:: REQUIREMENTS ::
Output an exact reproduction of the data.

# # # # #

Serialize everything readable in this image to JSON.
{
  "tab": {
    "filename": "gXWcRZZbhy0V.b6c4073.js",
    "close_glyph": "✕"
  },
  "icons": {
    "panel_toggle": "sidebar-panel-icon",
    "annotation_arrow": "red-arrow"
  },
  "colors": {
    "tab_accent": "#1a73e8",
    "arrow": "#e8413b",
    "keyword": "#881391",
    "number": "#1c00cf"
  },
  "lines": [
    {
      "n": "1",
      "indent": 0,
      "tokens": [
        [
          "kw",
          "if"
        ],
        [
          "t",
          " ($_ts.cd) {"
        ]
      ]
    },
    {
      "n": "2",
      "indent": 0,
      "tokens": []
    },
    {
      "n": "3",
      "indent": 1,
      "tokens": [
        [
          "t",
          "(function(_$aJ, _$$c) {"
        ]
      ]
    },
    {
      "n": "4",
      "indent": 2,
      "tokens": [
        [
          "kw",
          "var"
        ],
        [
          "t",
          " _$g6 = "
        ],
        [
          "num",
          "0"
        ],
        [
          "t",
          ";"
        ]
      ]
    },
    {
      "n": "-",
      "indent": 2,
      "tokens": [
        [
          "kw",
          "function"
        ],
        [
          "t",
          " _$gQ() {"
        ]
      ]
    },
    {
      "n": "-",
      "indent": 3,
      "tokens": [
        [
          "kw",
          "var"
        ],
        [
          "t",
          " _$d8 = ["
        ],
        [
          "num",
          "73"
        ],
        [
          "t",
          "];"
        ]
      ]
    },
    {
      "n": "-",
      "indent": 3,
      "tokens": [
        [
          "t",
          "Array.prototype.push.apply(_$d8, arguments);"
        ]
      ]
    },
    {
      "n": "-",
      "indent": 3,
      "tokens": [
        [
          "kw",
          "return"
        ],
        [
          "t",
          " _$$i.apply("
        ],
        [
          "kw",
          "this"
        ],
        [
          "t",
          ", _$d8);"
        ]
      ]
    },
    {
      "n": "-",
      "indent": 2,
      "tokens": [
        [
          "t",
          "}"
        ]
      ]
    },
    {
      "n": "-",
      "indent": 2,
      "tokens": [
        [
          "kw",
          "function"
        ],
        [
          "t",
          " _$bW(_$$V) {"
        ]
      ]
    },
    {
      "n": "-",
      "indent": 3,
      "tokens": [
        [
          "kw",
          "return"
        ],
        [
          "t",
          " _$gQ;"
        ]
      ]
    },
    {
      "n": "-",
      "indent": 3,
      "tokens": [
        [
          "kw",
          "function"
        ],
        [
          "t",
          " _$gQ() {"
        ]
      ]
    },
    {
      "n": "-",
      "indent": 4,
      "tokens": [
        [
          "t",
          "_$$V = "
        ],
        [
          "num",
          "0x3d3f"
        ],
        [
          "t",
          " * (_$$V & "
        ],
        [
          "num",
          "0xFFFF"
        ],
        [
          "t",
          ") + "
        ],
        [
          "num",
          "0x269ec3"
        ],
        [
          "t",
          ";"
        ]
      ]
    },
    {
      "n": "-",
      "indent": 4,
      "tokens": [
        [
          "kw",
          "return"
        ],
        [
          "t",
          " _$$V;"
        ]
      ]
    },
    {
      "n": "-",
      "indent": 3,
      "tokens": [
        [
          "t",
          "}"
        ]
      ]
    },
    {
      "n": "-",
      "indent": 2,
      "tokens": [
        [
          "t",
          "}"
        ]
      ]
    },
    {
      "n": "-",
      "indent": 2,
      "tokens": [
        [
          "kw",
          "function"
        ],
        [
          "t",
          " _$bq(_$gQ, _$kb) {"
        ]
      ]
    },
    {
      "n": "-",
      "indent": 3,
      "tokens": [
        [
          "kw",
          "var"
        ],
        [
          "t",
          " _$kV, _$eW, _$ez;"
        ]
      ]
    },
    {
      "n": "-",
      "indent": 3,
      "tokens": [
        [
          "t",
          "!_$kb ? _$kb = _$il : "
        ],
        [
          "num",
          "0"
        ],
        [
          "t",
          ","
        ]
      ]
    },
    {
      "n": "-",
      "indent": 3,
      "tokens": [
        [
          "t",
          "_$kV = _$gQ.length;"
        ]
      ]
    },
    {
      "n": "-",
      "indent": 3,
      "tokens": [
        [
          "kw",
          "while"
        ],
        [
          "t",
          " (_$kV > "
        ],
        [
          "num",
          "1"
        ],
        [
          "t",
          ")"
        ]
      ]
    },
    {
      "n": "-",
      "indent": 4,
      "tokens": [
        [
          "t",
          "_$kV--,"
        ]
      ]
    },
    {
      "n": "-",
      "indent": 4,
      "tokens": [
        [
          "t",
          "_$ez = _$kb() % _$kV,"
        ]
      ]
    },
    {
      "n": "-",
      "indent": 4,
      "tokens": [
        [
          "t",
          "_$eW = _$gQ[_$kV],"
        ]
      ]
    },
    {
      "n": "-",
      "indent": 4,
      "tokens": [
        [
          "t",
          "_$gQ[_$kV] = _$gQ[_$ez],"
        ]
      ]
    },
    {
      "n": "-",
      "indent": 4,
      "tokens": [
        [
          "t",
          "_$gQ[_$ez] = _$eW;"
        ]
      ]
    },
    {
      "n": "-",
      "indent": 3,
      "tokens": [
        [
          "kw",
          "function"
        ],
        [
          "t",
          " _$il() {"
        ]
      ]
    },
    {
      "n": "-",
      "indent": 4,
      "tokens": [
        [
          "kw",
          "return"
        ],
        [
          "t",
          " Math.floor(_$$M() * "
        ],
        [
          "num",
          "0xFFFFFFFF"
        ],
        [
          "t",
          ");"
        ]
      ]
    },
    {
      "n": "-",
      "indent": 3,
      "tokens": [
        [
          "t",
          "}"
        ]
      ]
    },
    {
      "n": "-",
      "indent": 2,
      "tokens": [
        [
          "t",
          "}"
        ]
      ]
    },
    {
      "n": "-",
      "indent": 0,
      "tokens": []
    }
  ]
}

# # # # #

:: SOLVED EXERCISE ::
Serialize everything readable in this image to JSON.
{
  "tab": {
    "filename": "gXWcRZZbhy0V.b6c4073.js",
    "close_glyph": "✕"
  },
  "icons": {
    "panel_toggle": "sidebar-panel-icon",
    "annotation_arrow": "red-arrow"
  },
  "colors": {
    "tab_accent": "#1a73e8",
    "arrow": "#e8413b",
    "keyword": "#881391",
    "number": "#1c00cf"
  },
  "lines": [
    {
      "n": "1",
      "indent": 0,
      "tokens": [
        [
          "kw",
          "if"
        ],
        [
          "t",
          " ($_ts.cd) {"
        ]
      ]
    },
    {
      "n": "2",
      "indent": 0,
      "tokens": []
    },
    {
      "n": "3",
      "indent": 1,
      "tokens": [
        [
          "t",
          "(function(_$aJ, _$$c) {"
        ]
      ]
    },
    {
      "n": "4",
      "indent": 2,
      "tokens": [
        [
          "kw",
          "var"
        ],
        [
          "t",
          " _$g6 = "
        ],
        [
          "num",
          "0"
        ],
        [
          "t",
          ";"
        ]
      ]
    },
    {
      "n": "-",
      "indent": 2,
      "tokens": [
        [
          "kw",
          "function"
        ],
        [
          "t",
          " _$gQ() {"
        ]
      ]
    },
    {
      "n": "-",
      "indent": 3,
      "tokens": [
        [
          "kw",
          "var"
        ],
        [
          "t",
          " _$d8 = ["
        ],
        [
          "num",
          "73"
        ],
        [
          "t",
          "];"
        ]
      ]
    },
    {
      "n": "-",
      "indent": 3,
      "tokens": [
        [
          "t",
          "Array.prototype.push.apply(_$d8, arguments);"
        ]
      ]
    },
    {
      "n": "-",
      "indent": 3,
      "tokens": [
        [
          "kw",
          "return"
        ],
        [
          "t",
          " _$$i.apply("
        ],
        [
          "kw",
          "this"
        ],
        [
          "t",
          ", _$d8);"
        ]
      ]
    },
    {
      "n": "-",
      "indent": 2,
      "tokens": [
        [
          "t",
          "}"
        ]
      ]
    },
    {
      "n": "-",
      "indent": 2,
      "tokens": [
        [
          "kw",
          "function"
        ],
        [
          "t",
          " _$bW(_$$V) {"
        ]
      ]
    },
    {
      "n": "-",
      "indent": 3,
      "tokens": [
        [
          "kw",
          "return"
        ],
        [
          "t",
          " _$gQ;"
        ]
      ]
    },
    {
      "n": "-",
      "indent": 3,
      "tokens": [
        [
          "kw",
          "function"
        ],
        [
          "t",
          " _$gQ() {"
        ]
      ]
    },
    {
      "n": "-",
      "indent": 4,
      "tokens": [
        [
          "t",
          "_$$V = "
        ],
        [
          "num",
          "0x3d3f"
        ],
        [
          "t",
          " * (_$$V & "
        ],
        [
          "num",
          "0xFFFF"
        ],
        [
          "t",
          ") + "
        ],
        [
          "num",
          "0x269ec3"
        ],
        [
          "t",
          ";"
        ]
      ]
    },
    {
      "n": "-",
      "indent": 4,
      "tokens": [
        [
          "kw",
          "return"
        ],
        [
          "t",
          " _$$V;"
        ]
      ]
    },
    {
      "n": "-",
      "indent": 3,
      "tokens": [
        [
          "t",
          "}"
        ]
      ]
    },
    {
      "n": "-",
      "indent": 2,
      "tokens": [
        [
          "t",
          "}"
        ]
      ]
    },
    {
      "n": "-",
      "indent": 2,
      "tokens": [
        [
          "kw",
          "function"
        ],
        [
          "t",
          " _$bq(_$gQ, _$kb) {"
        ]
      ]
    },
    {
      "n": "-",
      "indent": 3,
      "tokens": [
        [
          "kw",
          "var"
        ],
        [
          "t",
          " _$kV, _$eW, _$ez;"
        ]
      ]
    },
    {
      "n": "-",
      "indent": 3,
      "tokens": [
        [
          "t",
          "!_$kb ? _$kb = _$il : "
        ],
        [
          "num",
          "0"
        ],
        [
          "t",
          ","
        ]
      ]
    },
    {
      "n": "-",
      "indent": 3,
      "tokens": [
        [
          "t",
          "_$kV = _$gQ.length;"
        ]
      ]
    },
    {
      "n": "-",
      "indent": 3,
      "tokens": [
        [
          "kw",
          "while"
        ],
        [
          "t",
          " (_$kV > "
        ],
        [
          "num",
          "1"
        ],
        [
          "t",
          ")"
        ]
      ]
    },
    {
      "n": "-",
      "indent": 4,
      "tokens": [
        [
          "t",
          "_$kV--,"
        ]
      ]
    },
    {
      "n": "-",
      "indent": 4,
      "tokens": [
        [
          "t",
          "_$ez = _$kb() % _$kV,"
        ]
      ]
    },
    {
      "n": "-",
      "indent": 4,
      "tokens": [
        [
          "t",
          "_$eW = _$gQ[_$kV],"
        ]
      ]
    },
    {
      "n": "-",
      "indent": 4,
      "tokens": [
        [
          "t",
          "_$gQ[_$kV] = _$gQ[_$ez],"
        ]
      ]
    },
    {
      "n": "-",
      "indent": 4,
      "tokens": [
        [
          "t",
          "_$gQ[_$ez] = _$eW;"
        ]
      ]
    },
    {
      "n": "-",
      "indent": 3,
      "tokens": [
        [
          "kw",
          "function"
        ],
        [
          "t",
          " _$il() {"
        ]
      ]
    },
    {
      "n": "-",
      "indent": 4,
      "tokens": [
        [
          "kw",
          "return"
        ],
        [
          "t",
          " Math.floor(_$$M() * "
        ],
        [
          "num",
          "0xFFFFFFFF"
        ],
        [
          "t",
          ");"
        ]
      ]
    },
    {
      "n": "-",
      "indent": 3,
      "tokens": [
        [
          "t",
          "}"
        ]
      ]
    },
    {
      "n": "-",
      "indent": 2,
      "tokens": [
        [
          "t",
          "}"
        ]
      ]
    },
    {
      "n": "-",
      "indent": 0,
      "tokens": []
    }
  ]
}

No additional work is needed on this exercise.